Input data:
..........

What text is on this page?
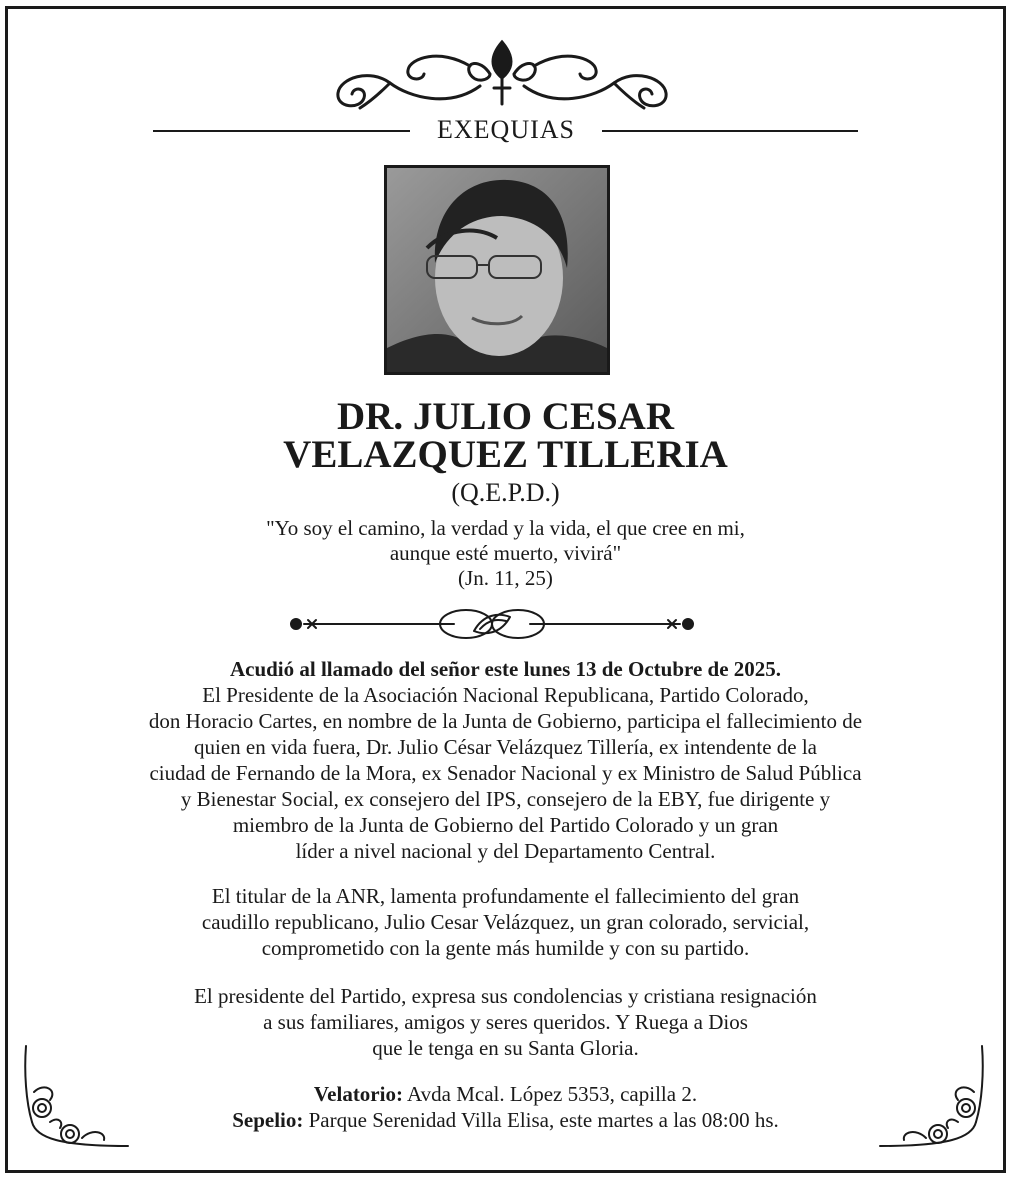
EXEQUIAS
DR. JULIO CESAR
VELAZQUEZ TILLERIA
(Q.E.P.D.)
"Yo soy el camino, la verdad y la vida, el que cree en mi,
aunque esté muerto, vivirá"
(Jn. 11, 25)

Acudió al llamado del señor este lunes 13 de Octubre de 2025.

El Presidente de la Asociación Nacional Republicana, Partido Colorado,

don Horacio Cartes, en nombre de la Junta de Gobierno, participa el fallecimiento de

quien en vida fuera, Dr. Julio César Velázquez Tillería, ex intendente de la

ciudad de Fernando de la Mora, ex Senador Nacional y ex Ministro de Salud Pública

y Bienestar Social, ex consejero del IPS, consejero de la EBY, fue dirigente y

miembro de la Junta de Gobierno del Partido Colorado y un gran

líder a nivel nacional y del Departamento Central.

El titular de la ANR, lamenta profundamente el fallecimiento del gran

caudillo republicano, Julio Cesar Velázquez, un gran colorado, servicial,

comprometido con la gente más humilde y con su partido.

El presidente del Partido, expresa sus condolencias y cristiana resignación

a sus familiares, amigos y seres queridos. Y Ruega a Dios

que le tenga en su Santa Gloria.

Velatorio: Avda Mcal. López 5353, capilla 2.

Sepelio: Parque Serenidad Villa Elisa, este martes a las 08:00 hs.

..........

Goal of the exercise: Lines that hold the word "Gobierno" are the ones to return, every one of them.

Task solution:
don Horacio Cartes, en nombre de la Junta de Gobierno, participa el fallecimiento de
miembro de la Junta de Gobierno del Partido Colorado y un gran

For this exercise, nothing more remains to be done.